WORK REQUIRED: Return all lines with the word "JSON" in them.

[Dataset listings of figures]
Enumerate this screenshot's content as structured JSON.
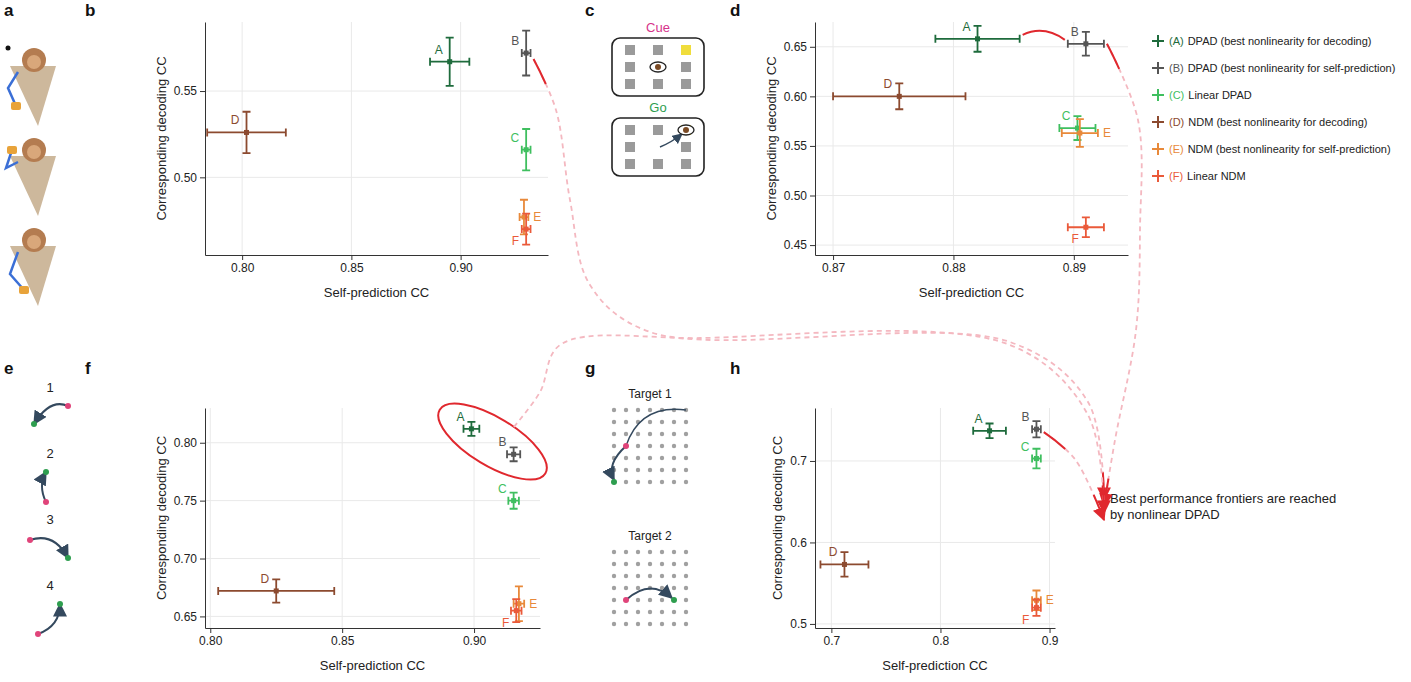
{
  "panel_letters": [
    "a",
    "b",
    "c",
    "d",
    "e",
    "f",
    "g",
    "h"
  ],
  "chart_data": [
    {
      "type": "scatter",
      "x_label": "Self-prediction CC",
      "y_label": "Corresponding decoding CC",
      "xlim": [
        0.783,
        0.94
      ],
      "ylim": [
        0.455,
        0.59
      ],
      "xticks": [
        {
          "value": 0.8,
          "label": "0.80"
        },
        0.85,
        {
          "value": 0.9,
          "label": "0.90"
        }
      ],
      "yticks": [
        {
          "value": 0.5,
          "label": "0.50"
        },
        0.55
      ],
      "grid": true,
      "marker": "square",
      "series": [
        {
          "name": "A",
          "color": "#1e6b3c",
          "x": [
            0.895
          ],
          "values": [
            0.567
          ],
          "x_error": [
            0.009
          ],
          "error": [
            0.014
          ]
        },
        {
          "name": "B",
          "color": "#555555",
          "x": [
            0.93
          ],
          "values": [
            0.572
          ],
          "x_error": [
            0.002
          ],
          "error": [
            0.013
          ]
        },
        {
          "name": "C",
          "color": "#3fbf5f",
          "x": [
            0.93
          ],
          "values": [
            0.516
          ],
          "x_error": [
            0.002
          ],
          "error": [
            0.012
          ]
        },
        {
          "name": "D",
          "color": "#8c4a2f",
          "x": [
            0.802
          ],
          "values": [
            0.526
          ],
          "x_error": [
            0.018
          ],
          "error": [
            0.012
          ]
        },
        {
          "name": "E",
          "color": "#e8893a",
          "x": [
            0.929
          ],
          "values": [
            0.477
          ],
          "x_error": [
            0.002
          ],
          "error": [
            0.01
          ]
        },
        {
          "name": "F",
          "color": "#ea5a3a",
          "x": [
            0.93
          ],
          "values": [
            0.47
          ],
          "x_error": [
            0.002
          ],
          "error": [
            0.009
          ]
        }
      ]
    },
    {
      "type": "scatter",
      "x_label": "Self-prediction CC",
      "y_label": "Corresponding decoding CC",
      "xlim": [
        0.8685,
        0.8945
      ],
      "ylim": [
        0.44,
        0.675
      ],
      "xticks": [
        0.87,
        0.88,
        0.89
      ],
      "yticks": [
        0.45,
        {
          "value": 0.5,
          "label": "0.50"
        },
        0.55,
        {
          "value": 0.6,
          "label": "0.60"
        },
        0.65
      ],
      "grid": true,
      "marker": "square",
      "series": [
        {
          "name": "A",
          "color": "#1e6b3c",
          "x": [
            0.882
          ],
          "values": [
            0.658
          ],
          "x_error": [
            0.0035
          ],
          "error": [
            0.013
          ]
        },
        {
          "name": "B",
          "color": "#555555",
          "x": [
            0.891
          ],
          "values": [
            0.653
          ],
          "x_error": [
            0.0015
          ],
          "error": [
            0.012
          ]
        },
        {
          "name": "C",
          "color": "#3fbf5f",
          "x": [
            0.8903
          ],
          "values": [
            0.568
          ],
          "x_error": [
            0.0015
          ],
          "error": [
            0.012
          ]
        },
        {
          "name": "D",
          "color": "#8c4a2f",
          "x": [
            0.8755
          ],
          "values": [
            0.6
          ],
          "x_error": [
            0.0055
          ],
          "error": [
            0.013
          ]
        },
        {
          "name": "E",
          "color": "#e8893a",
          "x": [
            0.8905
          ],
          "values": [
            0.563
          ],
          "x_error": [
            0.0015
          ],
          "error": [
            0.014
          ]
        },
        {
          "name": "F",
          "color": "#ea5a3a",
          "x": [
            0.891
          ],
          "values": [
            0.468
          ],
          "x_error": [
            0.0015
          ],
          "error": [
            0.01
          ]
        }
      ]
    },
    {
      "type": "scatter",
      "x_label": "Self-prediction CC",
      "y_label": "Corresponding decoding CC",
      "xlim": [
        0.798,
        0.925
      ],
      "ylim": [
        0.64,
        0.83
      ],
      "xticks": [
        {
          "value": 0.8,
          "label": "0.80"
        },
        0.85,
        {
          "value": 0.9,
          "label": "0.90"
        }
      ],
      "yticks": [
        0.65,
        {
          "value": 0.7,
          "label": "0.70"
        },
        0.75,
        {
          "value": 0.8,
          "label": "0.80"
        }
      ],
      "grid": true,
      "marker": "square",
      "series": [
        {
          "name": "A",
          "color": "#1e6b3c",
          "x": [
            0.899
          ],
          "values": [
            0.812
          ],
          "x_error": [
            0.003
          ],
          "error": [
            0.006
          ]
        },
        {
          "name": "B",
          "color": "#555555",
          "x": [
            0.915
          ],
          "values": [
            0.79
          ],
          "x_error": [
            0.0025
          ],
          "error": [
            0.006
          ]
        },
        {
          "name": "C",
          "color": "#3fbf5f",
          "x": [
            0.915
          ],
          "values": [
            0.75
          ],
          "x_error": [
            0.002
          ],
          "error": [
            0.007
          ]
        },
        {
          "name": "D",
          "color": "#8c4a2f",
          "x": [
            0.825
          ],
          "values": [
            0.672
          ],
          "x_error": [
            0.022
          ],
          "error": [
            0.01
          ]
        },
        {
          "name": "E",
          "color": "#e8893a",
          "x": [
            0.917
          ],
          "values": [
            0.661
          ],
          "x_error": [
            0.002
          ],
          "error": [
            0.015
          ]
        },
        {
          "name": "F",
          "color": "#ea5a3a",
          "x": [
            0.916
          ],
          "values": [
            0.655
          ],
          "x_error": [
            0.002
          ],
          "error": [
            0.01
          ]
        }
      ]
    },
    {
      "type": "scatter",
      "x_label": "Self-prediction CC",
      "y_label": "Corresponding decoding CC",
      "xlim": [
        0.685,
        0.905
      ],
      "ylim": [
        0.495,
        0.765
      ],
      "xticks": [
        0.7,
        0.8,
        0.9
      ],
      "yticks": [
        0.5,
        0.6,
        0.7
      ],
      "grid": true,
      "marker": "square",
      "series": [
        {
          "name": "A",
          "color": "#1e6b3c",
          "x": [
            0.845
          ],
          "values": [
            0.737
          ],
          "x_error": [
            0.015
          ],
          "error": [
            0.009
          ]
        },
        {
          "name": "B",
          "color": "#555555",
          "x": [
            0.888
          ],
          "values": [
            0.739
          ],
          "x_error": [
            0.004
          ],
          "error": [
            0.01
          ]
        },
        {
          "name": "C",
          "color": "#3fbf5f",
          "x": [
            0.888
          ],
          "values": [
            0.703
          ],
          "x_error": [
            0.004
          ],
          "error": [
            0.012
          ]
        },
        {
          "name": "D",
          "color": "#8c4a2f",
          "x": [
            0.712
          ],
          "values": [
            0.573
          ],
          "x_error": [
            0.022
          ],
          "error": [
            0.015
          ]
        },
        {
          "name": "E",
          "color": "#e8893a",
          "x": [
            0.888
          ],
          "values": [
            0.529
          ],
          "x_error": [
            0.004
          ],
          "error": [
            0.012
          ]
        },
        {
          "name": "F",
          "color": "#ea5a3a",
          "x": [
            0.888
          ],
          "values": [
            0.52
          ],
          "x_error": [
            0.004
          ],
          "error": [
            0.01
          ]
        }
      ]
    }
  ],
  "figure_legend": {
    "position": "right",
    "entries": [
      {
        "key": "(A)",
        "label": "DPAD (best nonlinearity for decoding)",
        "color": "#1e6b3c"
      },
      {
        "key": "(B)",
        "label": "DPAD (best nonlinearity for self-prediction)",
        "color": "#555555"
      },
      {
        "key": "(C)",
        "label": "Linear DPAD",
        "color": "#3fbf5f"
      },
      {
        "key": "(D)",
        "label": "NDM (best nonlinearity for decoding)",
        "color": "#8c4a2f"
      },
      {
        "key": "(E)",
        "label": "NDM (best nonlinearity for self-prediction)",
        "color": "#e8893a"
      },
      {
        "key": "(F)",
        "label": "Linear NDM",
        "color": "#ea5a3a"
      }
    ]
  },
  "annotation": "Best performance frontiers are reached by nonlinear DPAD",
  "task_c": {
    "labels": [
      "Cue",
      "Go"
    ]
  },
  "task_e": {
    "labels": [
      "1",
      "2",
      "3",
      "4"
    ]
  },
  "task_g": {
    "labels": [
      "Target 1",
      "Target 2"
    ]
  }
}
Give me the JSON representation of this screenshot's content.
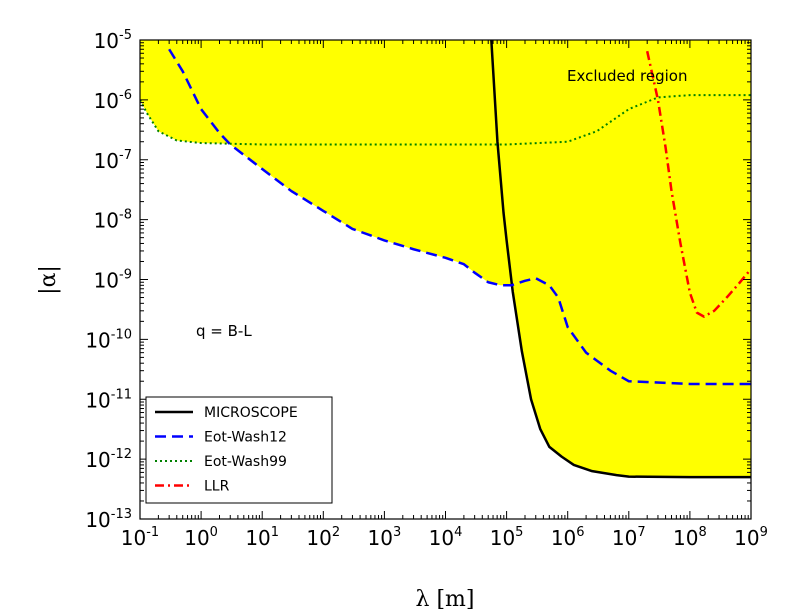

OUTPUT OF THE EXERCISE:
Enumerate this screenshot's content as structured JSON.
Give me the JSON representation of this screenshot's content.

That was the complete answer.